** START OF Material for this exercise **
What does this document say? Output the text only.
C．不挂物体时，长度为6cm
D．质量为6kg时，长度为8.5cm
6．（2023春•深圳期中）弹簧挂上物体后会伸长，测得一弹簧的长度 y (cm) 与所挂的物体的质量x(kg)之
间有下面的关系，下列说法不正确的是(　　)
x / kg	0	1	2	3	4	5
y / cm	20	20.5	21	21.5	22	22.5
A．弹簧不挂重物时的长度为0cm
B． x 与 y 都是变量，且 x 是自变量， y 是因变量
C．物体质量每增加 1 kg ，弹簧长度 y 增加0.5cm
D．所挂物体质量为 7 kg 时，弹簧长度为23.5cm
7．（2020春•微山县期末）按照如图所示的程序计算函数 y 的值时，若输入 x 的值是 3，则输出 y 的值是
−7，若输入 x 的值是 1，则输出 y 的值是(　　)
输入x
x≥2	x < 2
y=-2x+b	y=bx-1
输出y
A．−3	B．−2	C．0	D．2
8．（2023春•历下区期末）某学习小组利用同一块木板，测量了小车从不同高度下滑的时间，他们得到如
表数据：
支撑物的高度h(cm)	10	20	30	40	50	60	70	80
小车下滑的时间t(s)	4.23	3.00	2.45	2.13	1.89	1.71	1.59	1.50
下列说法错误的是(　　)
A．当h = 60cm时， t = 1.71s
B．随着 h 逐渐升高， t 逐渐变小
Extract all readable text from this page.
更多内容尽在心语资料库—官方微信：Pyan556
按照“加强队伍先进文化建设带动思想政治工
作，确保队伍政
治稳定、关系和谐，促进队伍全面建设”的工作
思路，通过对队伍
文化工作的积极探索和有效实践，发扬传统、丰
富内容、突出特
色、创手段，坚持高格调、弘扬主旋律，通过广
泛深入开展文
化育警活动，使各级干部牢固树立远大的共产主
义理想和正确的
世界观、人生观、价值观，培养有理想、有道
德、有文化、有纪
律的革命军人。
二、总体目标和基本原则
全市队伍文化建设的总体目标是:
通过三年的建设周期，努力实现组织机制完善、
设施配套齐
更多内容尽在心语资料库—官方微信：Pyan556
** END OF Material for this exercise **
_Short problem_.
Without leaving anything out, give the entries again exactly.

_The result_.
What does this document say? Output the text only.
C．不挂物体时，长度为6cm
D．质量为6kg时，长度为8.5cm
6．（2023春•深圳期中）弹簧挂上物体后会伸长，测得一弹簧的长度 y (cm) 与所挂的物体的质量x(kg)之
间有下面的关系，下列说法不正确的是(　　)
x / kg	0	1	2	3	4	5
y / cm	20	20.5	21	21.5	22	22.5
A．弹簧不挂重物时的长度为0cm
B． x 与 y 都是变量，且 x 是自变量， y 是因变量
C．物体质量每增加 1 kg ，弹簧长度 y 增加0.5cm
D．所挂物体质量为 7 kg 时，弹簧长度为23.5cm
7．（2020春•微山县期末）按照如图所示的程序计算函数 y 的值时，若输入 x 的值是 3，则输出 y 的值是
−7，若输入 x 的值是 1，则输出 y 的值是(　　)
输入x
x≥2	x < 2
y=-2x+b	y=bx-1
输出y
A．−3	B．−2	C．0	D．2
8．（2023春•历下区期末）某学习小组利用同一块木板，测量了小车从不同高度下滑的时间，他们得到如
表数据：
支撑物的高度h(cm)	10	20	30	40	50	60	70	80
小车下滑的时间t(s)	4.23	3.00	2.45	2.13	1.89	1.71	1.59	1.50
下列说法错误的是(　　)
A．当h = 60cm时， t = 1.71s
B．随着 h 逐渐升高， t 逐渐变小
Extract all readable text from this page.
更多内容尽在心语资料库—官方微信：Pyan556
按照“加强队伍先进文化建设带动思想政治工
作，确保队伍政
治稳定、关系和谐，促进队伍全面建设”的工作
思路，通过对队伍
文化工作的积极探索和有效实践，发扬传统、丰
富内容、突出特
色、创手段，坚持高格调、弘扬主旋律，通过广
泛深入开展文
化育警活动，使各级干部牢固树立远大的共产主
义理想和正确的
世界观、人生观、价值观，培养有理想、有道
德、有文化、有纪
律的革命军人。
二、总体目标和基本原则
全市队伍文化建设的总体目标是:
通过三年的建设周期，努力实现组织机制完善、
设施配套齐
更多内容尽在心语资料库—官方微信：Pyan556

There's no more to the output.